Problem details -
Copy out each line featuring the string "ylabel" from the entries beneath.

Information supplied -
--------------------------------

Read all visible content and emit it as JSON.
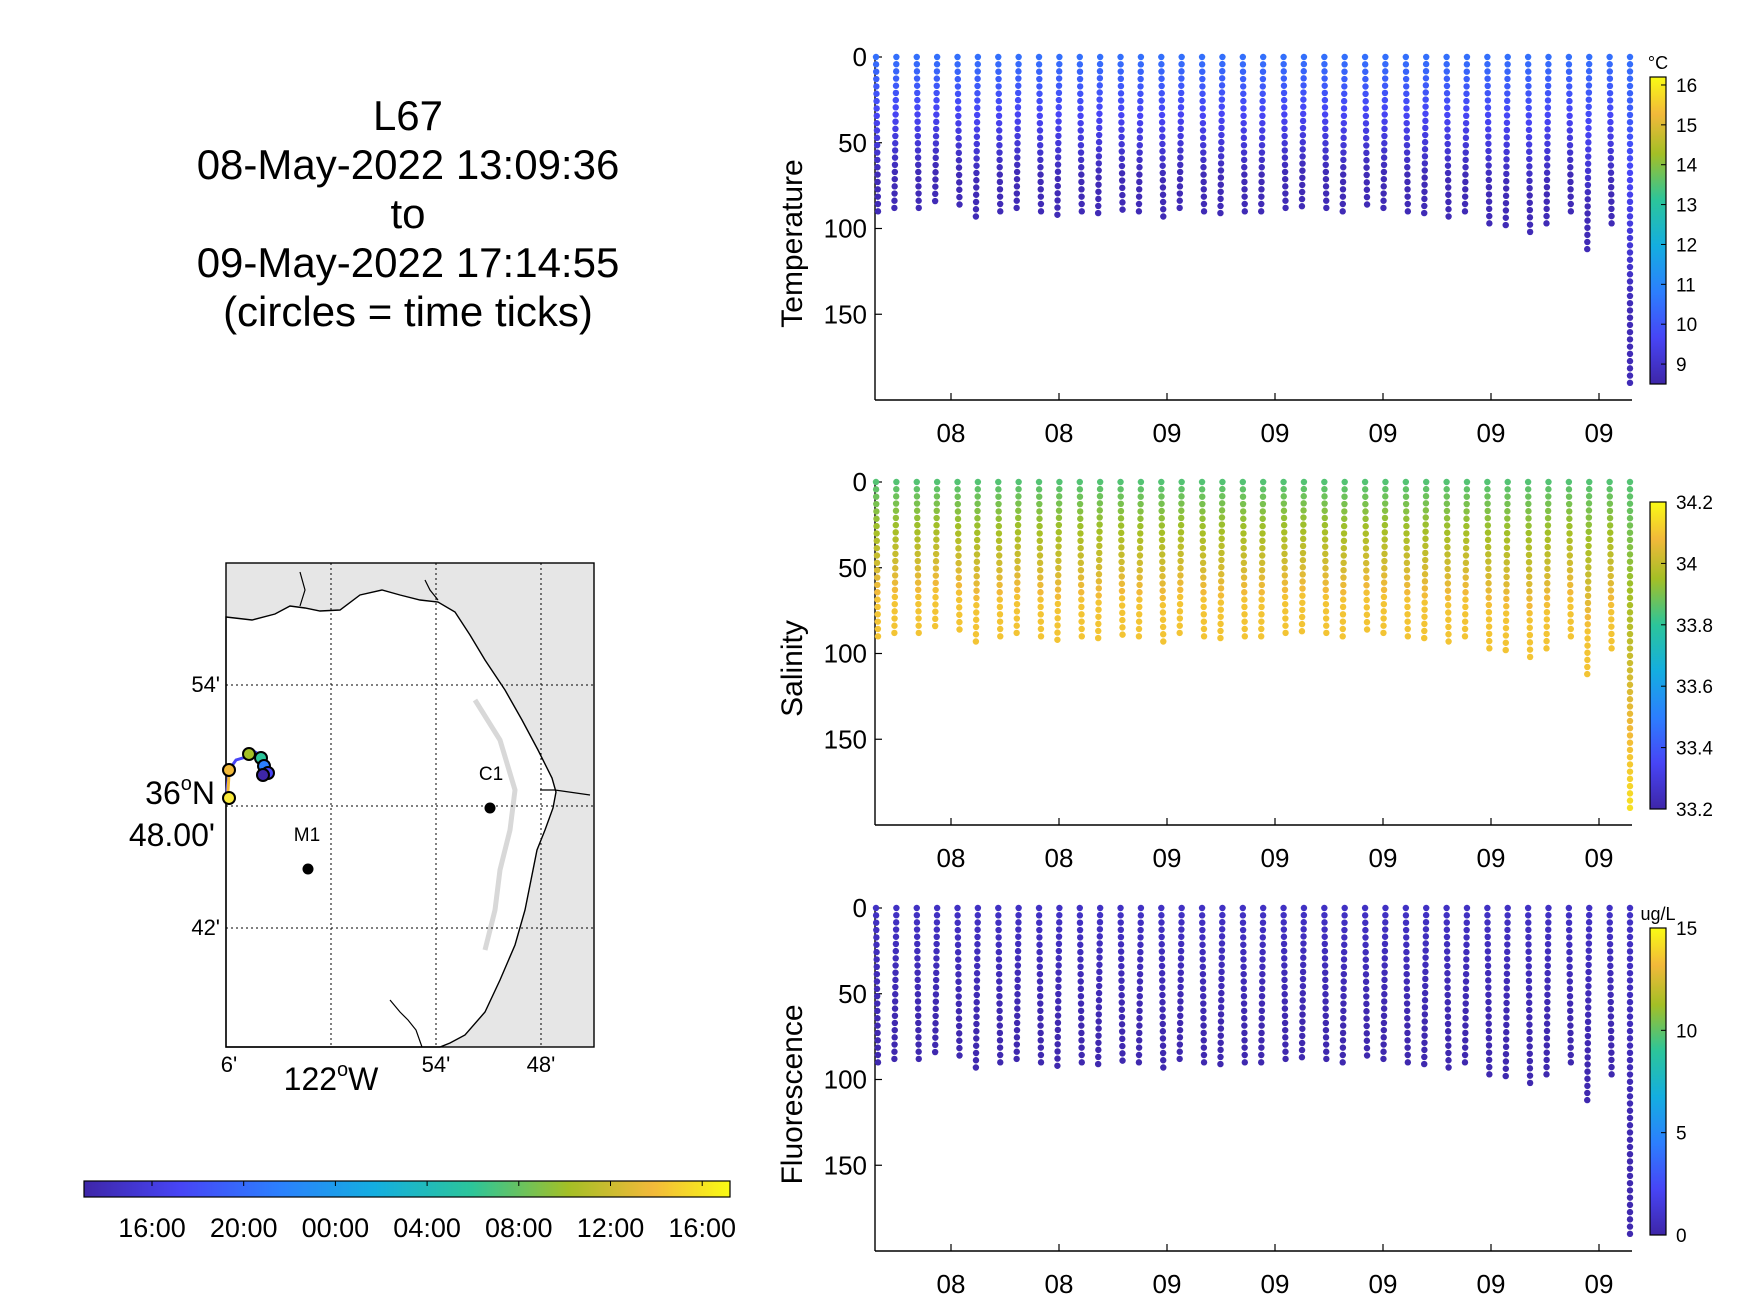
{
  "title": {
    "lines": [
      "L67",
      "08-May-2022 13:09:36",
      "to",
      "09-May-2022 17:14:55",
      "(circles = time ticks)"
    ]
  },
  "map": {
    "lat_ticks": [
      {
        "label": "54'"
      },
      {
        "label": "42'"
      }
    ],
    "lat_main": {
      "deg": "36",
      "sup": "o",
      "hem": "N",
      "min": "48.00'"
    },
    "lon_ticks": [
      {
        "label": "6'"
      },
      {
        "label": "54'"
      },
      {
        "label": "48'"
      }
    ],
    "lon_main": {
      "deg": "122",
      "sup": "o",
      "hem": "W"
    },
    "stations": [
      {
        "name": "M1"
      },
      {
        "name": "C1"
      }
    ]
  },
  "time_colorbar": {
    "labels": [
      "16:00",
      "20:00",
      "00:00",
      "04:00",
      "08:00",
      "12:00",
      "16:00"
    ]
  },
  "chart_data": [
    {
      "type": "scatter",
      "ylabel": "Temperature",
      "ylim": [
        200,
        0
      ],
      "yticks": [
        0,
        50,
        100,
        150
      ],
      "xtick_labels": [
        "08",
        "08",
        "09",
        "09",
        "09",
        "09",
        "09"
      ],
      "colorbar": {
        "unit": "°C",
        "min": 8.5,
        "max": 16.2,
        "ticks": [
          9,
          10,
          11,
          12,
          13,
          14,
          15,
          16
        ]
      },
      "surface_value": 10.5,
      "bottom_value": 8.7,
      "profile_max_depths": [
        90,
        88,
        88,
        84,
        86,
        93,
        90,
        88,
        90,
        92,
        90,
        91,
        89,
        90,
        93,
        88,
        90,
        91,
        90,
        90,
        88,
        87,
        88,
        90,
        86,
        88,
        90,
        91,
        93,
        90,
        97,
        98,
        102,
        97,
        90,
        112,
        97,
        190
      ]
    },
    {
      "type": "scatter",
      "ylabel": "Salinity",
      "ylim": [
        200,
        0
      ],
      "yticks": [
        0,
        50,
        100,
        150
      ],
      "xtick_labels": [
        "08",
        "08",
        "09",
        "09",
        "09",
        "09",
        "09"
      ],
      "colorbar": {
        "unit": "",
        "min": 33.2,
        "max": 34.2,
        "ticks": [
          33.2,
          33.4,
          33.6,
          33.8,
          34,
          34.2
        ]
      },
      "surface_value": 33.85,
      "bottom_value": 34.1,
      "profile_max_depths": [
        90,
        88,
        88,
        84,
        86,
        93,
        90,
        88,
        90,
        92,
        90,
        91,
        89,
        90,
        93,
        88,
        90,
        91,
        90,
        90,
        88,
        87,
        88,
        90,
        86,
        88,
        90,
        91,
        93,
        90,
        97,
        98,
        102,
        97,
        90,
        112,
        97,
        190
      ]
    },
    {
      "type": "scatter",
      "ylabel": "Fluorescence",
      "ylim": [
        200,
        0
      ],
      "yticks": [
        0,
        50,
        100,
        150
      ],
      "xtick_labels": [
        "08",
        "08",
        "09",
        "09",
        "09",
        "09",
        "09"
      ],
      "colorbar": {
        "unit": "ug/L",
        "min": 0,
        "max": 15,
        "ticks": [
          0,
          5,
          10,
          15
        ]
      },
      "surface_value": 0.8,
      "bottom_value": 0.2,
      "profile_max_depths": [
        90,
        88,
        88,
        84,
        86,
        93,
        90,
        88,
        90,
        92,
        90,
        91,
        89,
        90,
        93,
        88,
        90,
        91,
        90,
        90,
        88,
        87,
        88,
        90,
        86,
        88,
        90,
        91,
        93,
        90,
        97,
        98,
        102,
        97,
        90,
        112,
        97,
        190
      ]
    }
  ]
}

--------------------------------

Result of the exercise -
      "ylabel": "Temperature",
      "ylabel": "Salinity",
      "ylabel": "Fluorescence",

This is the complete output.